**The task**
Go through the entries one line at a time, and gather every line that has the word "учреждение".

**Data for processing**
----

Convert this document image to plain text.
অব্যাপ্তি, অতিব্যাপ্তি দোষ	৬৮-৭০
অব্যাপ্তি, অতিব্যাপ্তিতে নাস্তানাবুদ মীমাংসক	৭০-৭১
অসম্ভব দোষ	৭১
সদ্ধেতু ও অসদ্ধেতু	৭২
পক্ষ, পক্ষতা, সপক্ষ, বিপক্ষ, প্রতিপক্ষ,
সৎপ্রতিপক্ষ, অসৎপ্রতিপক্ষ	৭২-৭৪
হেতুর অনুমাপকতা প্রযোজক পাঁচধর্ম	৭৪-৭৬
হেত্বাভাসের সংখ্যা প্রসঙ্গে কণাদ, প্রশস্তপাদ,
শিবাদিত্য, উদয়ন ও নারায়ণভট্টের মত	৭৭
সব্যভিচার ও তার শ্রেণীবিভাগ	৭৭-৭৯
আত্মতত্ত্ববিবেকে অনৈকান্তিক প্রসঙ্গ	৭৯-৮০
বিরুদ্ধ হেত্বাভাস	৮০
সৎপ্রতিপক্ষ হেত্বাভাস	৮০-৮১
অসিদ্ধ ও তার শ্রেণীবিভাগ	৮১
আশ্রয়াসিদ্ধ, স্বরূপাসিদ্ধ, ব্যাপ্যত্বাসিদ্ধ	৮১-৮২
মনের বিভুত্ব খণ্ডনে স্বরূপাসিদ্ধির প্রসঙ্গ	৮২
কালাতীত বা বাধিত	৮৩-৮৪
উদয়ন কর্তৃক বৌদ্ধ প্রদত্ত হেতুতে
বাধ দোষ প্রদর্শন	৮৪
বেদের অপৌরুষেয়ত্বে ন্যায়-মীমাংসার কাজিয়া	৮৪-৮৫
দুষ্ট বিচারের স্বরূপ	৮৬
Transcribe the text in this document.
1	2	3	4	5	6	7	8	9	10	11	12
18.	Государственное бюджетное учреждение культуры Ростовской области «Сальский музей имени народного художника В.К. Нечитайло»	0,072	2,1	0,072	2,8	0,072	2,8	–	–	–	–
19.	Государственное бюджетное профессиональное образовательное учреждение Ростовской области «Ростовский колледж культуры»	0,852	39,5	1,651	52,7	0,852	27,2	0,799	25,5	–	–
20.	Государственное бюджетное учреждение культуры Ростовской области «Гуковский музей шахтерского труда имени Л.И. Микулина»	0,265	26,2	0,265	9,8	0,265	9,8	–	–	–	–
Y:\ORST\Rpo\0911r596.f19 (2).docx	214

----

**Solution to this problem**
18.	Государственное бюджетное учреждение культуры Ростовской области «Сальский музей имени народного художника В.К. Нечитайло»	0,072	2,1	0,072	2,8	0,072	2,8	–	–	–	–
19.	Государственное бюджетное профессиональное образовательное учреждение Ростовской области «Ростовский колледж культуры»	0,852	39,5	1,651	52,7	0,852	27,2	0,799	25,5	–	–
20.	Государственное бюджетное учреждение культуры Ростовской области «Гуковский музей шахтерского труда имени Л.И. Микулина»	0,265	26,2	0,265	9,8	0,265	9,8	–	–	–	–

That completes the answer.